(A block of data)

--------

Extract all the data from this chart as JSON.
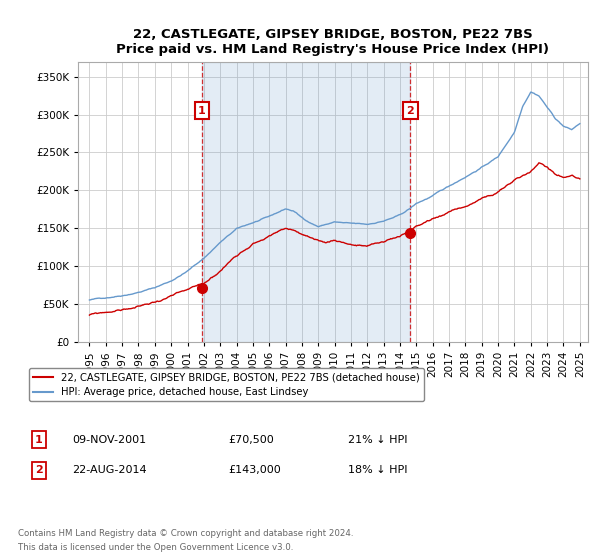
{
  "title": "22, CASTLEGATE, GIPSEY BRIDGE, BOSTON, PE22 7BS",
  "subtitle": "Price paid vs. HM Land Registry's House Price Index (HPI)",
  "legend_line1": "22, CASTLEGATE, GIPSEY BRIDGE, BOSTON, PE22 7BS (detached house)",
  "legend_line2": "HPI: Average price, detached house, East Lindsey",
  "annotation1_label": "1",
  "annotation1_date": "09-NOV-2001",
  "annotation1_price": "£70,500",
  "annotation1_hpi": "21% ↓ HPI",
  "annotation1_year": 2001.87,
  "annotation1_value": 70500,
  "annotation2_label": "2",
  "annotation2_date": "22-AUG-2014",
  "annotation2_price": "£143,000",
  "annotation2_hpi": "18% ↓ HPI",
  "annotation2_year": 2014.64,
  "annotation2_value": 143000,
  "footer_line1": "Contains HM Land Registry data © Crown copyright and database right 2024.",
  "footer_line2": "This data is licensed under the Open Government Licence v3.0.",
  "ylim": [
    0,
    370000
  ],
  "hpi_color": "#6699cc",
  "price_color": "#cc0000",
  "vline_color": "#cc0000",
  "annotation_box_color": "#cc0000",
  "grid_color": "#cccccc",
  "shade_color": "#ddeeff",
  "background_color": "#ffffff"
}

--------

Problem: Write the records out once more, exactly as they appear, with no pictures.

Response:
Extract all the data from this chart as JSON.
{
  "title": "22, CASTLEGATE, GIPSEY BRIDGE, BOSTON, PE22 7BS",
  "subtitle": "Price paid vs. HM Land Registry's House Price Index (HPI)",
  "legend_line1": "22, CASTLEGATE, GIPSEY BRIDGE, BOSTON, PE22 7BS (detached house)",
  "legend_line2": "HPI: Average price, detached house, East Lindsey",
  "annotation1_label": "1",
  "annotation1_date": "09-NOV-2001",
  "annotation1_price": "£70,500",
  "annotation1_hpi": "21% ↓ HPI",
  "annotation1_year": 2001.87,
  "annotation1_value": 70500,
  "annotation2_label": "2",
  "annotation2_date": "22-AUG-2014",
  "annotation2_price": "£143,000",
  "annotation2_hpi": "18% ↓ HPI",
  "annotation2_year": 2014.64,
  "annotation2_value": 143000,
  "footer_line1": "Contains HM Land Registry data © Crown copyright and database right 2024.",
  "footer_line2": "This data is licensed under the Open Government Licence v3.0.",
  "ylim": [
    0,
    370000
  ],
  "hpi_color": "#6699cc",
  "price_color": "#cc0000",
  "vline_color": "#cc0000",
  "annotation_box_color": "#cc0000",
  "grid_color": "#cccccc",
  "shade_color": "#ddeeff",
  "background_color": "#ffffff"
}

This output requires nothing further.